**EXCERPTED DATA**
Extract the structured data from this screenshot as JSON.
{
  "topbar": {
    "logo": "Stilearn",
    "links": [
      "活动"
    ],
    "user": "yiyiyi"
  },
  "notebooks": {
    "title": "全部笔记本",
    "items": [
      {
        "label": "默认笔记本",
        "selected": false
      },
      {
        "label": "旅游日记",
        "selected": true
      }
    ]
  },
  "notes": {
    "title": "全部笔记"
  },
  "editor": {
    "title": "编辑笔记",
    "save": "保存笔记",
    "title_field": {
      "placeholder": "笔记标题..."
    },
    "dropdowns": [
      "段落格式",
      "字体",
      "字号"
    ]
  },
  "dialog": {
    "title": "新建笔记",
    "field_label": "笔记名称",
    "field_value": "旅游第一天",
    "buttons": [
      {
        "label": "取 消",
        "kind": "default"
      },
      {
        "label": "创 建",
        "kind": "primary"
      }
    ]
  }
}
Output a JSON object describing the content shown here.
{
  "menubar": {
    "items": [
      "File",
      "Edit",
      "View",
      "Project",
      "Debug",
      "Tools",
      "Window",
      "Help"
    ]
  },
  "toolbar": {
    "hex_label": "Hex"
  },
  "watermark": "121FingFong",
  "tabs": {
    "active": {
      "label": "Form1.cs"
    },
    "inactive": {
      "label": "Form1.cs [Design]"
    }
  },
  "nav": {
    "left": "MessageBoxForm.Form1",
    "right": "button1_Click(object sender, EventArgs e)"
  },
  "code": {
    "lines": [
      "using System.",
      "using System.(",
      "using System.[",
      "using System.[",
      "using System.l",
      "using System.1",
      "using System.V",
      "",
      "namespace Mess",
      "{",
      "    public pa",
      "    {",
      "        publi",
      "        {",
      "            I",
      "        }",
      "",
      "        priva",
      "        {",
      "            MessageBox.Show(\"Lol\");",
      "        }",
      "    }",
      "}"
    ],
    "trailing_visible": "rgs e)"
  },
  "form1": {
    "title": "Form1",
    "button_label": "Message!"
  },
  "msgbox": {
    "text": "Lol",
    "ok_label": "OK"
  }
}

**EXERCISE AIM**
Filter the entries above down to the lines containing the word "object".

**RESULT OF THIS EXERCISE**
Output a JSON object describing the content shown here.
    "right": "button1_Click(object sender, EventArgs e)"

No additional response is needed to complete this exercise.